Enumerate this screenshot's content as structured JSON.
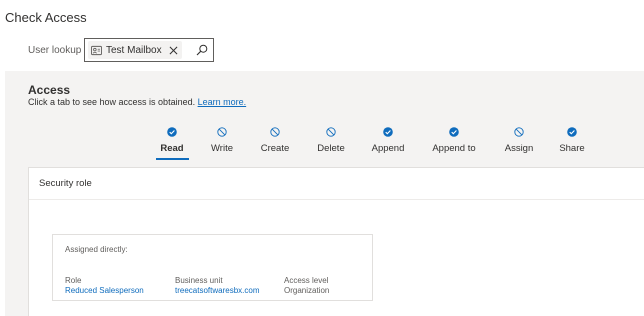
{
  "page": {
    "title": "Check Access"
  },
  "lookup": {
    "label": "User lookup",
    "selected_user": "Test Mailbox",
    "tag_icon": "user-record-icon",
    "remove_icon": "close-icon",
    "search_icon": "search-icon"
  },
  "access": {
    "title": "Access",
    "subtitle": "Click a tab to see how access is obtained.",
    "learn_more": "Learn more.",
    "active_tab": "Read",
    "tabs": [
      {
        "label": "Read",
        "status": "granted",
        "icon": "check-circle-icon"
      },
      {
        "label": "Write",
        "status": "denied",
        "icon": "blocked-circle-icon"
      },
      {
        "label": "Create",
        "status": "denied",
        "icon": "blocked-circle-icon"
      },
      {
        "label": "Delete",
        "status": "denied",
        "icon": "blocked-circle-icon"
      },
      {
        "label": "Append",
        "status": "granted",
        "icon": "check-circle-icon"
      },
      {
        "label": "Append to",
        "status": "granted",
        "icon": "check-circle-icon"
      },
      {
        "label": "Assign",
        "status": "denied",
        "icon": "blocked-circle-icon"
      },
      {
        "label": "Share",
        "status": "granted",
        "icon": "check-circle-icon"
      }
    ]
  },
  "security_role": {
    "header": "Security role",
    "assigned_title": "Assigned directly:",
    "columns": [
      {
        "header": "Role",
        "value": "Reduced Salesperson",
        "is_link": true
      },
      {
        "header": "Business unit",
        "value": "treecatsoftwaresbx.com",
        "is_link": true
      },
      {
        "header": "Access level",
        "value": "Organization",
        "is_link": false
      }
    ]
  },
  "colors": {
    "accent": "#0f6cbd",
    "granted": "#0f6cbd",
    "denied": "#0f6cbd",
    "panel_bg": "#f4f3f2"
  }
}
========================
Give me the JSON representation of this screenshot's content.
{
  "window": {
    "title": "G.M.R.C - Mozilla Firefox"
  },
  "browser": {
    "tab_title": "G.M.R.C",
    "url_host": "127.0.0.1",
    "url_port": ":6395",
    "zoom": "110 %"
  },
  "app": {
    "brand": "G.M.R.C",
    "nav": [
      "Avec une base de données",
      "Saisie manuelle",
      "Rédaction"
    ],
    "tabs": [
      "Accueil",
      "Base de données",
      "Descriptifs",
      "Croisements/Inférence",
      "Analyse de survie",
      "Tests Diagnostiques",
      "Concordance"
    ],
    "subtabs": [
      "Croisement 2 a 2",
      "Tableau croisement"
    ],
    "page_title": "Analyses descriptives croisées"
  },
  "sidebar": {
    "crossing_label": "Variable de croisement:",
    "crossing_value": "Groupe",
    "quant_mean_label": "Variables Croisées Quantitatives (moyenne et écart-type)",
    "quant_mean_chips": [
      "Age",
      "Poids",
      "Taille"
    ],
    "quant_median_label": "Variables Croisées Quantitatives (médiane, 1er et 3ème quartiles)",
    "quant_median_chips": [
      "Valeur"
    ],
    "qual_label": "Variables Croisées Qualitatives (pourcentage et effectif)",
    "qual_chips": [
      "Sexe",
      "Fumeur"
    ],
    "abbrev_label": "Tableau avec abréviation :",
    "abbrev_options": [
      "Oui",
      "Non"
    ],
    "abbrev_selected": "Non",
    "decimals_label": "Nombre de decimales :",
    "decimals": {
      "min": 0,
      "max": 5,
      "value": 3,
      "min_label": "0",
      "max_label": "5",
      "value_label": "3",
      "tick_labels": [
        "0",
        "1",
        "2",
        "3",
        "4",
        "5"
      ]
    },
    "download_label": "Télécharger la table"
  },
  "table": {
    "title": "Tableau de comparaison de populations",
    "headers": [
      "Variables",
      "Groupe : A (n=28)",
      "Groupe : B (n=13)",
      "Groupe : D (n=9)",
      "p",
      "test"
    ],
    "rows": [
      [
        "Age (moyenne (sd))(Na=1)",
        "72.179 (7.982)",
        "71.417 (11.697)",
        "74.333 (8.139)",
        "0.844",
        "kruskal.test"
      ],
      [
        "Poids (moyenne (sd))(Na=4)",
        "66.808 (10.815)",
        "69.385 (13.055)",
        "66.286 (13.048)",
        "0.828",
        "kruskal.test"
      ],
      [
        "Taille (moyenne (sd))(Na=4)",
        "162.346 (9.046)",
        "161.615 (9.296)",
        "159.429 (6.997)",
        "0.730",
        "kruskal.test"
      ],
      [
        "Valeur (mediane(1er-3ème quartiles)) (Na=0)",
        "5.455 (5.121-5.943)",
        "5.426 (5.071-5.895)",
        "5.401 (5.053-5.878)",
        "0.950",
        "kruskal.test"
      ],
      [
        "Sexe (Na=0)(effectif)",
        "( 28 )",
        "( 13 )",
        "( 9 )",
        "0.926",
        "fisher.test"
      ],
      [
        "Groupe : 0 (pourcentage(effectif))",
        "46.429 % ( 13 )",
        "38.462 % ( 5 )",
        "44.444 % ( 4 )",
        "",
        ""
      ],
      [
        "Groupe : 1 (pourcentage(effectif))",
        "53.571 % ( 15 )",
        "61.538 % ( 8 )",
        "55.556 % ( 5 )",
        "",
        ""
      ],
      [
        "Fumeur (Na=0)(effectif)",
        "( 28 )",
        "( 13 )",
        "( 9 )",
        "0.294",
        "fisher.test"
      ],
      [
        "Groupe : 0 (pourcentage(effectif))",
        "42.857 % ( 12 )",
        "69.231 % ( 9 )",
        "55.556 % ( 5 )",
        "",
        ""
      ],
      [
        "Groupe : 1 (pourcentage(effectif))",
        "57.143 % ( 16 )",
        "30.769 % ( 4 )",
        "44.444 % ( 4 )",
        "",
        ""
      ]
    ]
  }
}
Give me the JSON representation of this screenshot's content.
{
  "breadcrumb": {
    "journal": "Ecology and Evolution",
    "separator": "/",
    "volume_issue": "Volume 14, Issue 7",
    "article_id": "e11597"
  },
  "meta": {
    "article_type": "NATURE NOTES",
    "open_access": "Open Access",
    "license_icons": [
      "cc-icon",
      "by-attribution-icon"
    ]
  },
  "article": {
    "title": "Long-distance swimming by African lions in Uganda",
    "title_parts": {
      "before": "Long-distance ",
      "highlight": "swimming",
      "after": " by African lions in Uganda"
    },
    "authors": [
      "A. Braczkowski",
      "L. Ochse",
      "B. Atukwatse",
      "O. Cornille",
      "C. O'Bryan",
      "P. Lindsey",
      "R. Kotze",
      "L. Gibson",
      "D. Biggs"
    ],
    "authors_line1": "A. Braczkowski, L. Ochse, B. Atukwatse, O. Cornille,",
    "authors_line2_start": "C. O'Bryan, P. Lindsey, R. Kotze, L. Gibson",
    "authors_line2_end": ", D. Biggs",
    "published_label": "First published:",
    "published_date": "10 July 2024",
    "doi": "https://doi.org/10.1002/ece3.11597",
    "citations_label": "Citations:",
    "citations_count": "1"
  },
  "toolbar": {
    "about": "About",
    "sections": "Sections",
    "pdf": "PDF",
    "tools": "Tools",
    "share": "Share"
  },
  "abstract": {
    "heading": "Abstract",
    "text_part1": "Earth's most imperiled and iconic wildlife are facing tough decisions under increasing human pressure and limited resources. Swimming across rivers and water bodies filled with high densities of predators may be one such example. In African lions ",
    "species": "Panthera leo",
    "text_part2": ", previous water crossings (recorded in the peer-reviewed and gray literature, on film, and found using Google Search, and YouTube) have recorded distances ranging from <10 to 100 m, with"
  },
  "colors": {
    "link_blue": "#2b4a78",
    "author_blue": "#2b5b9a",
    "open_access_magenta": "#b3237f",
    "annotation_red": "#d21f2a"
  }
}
========================
Determine how many lines include the string "données". Give no answer but the number.

### Exercise response
2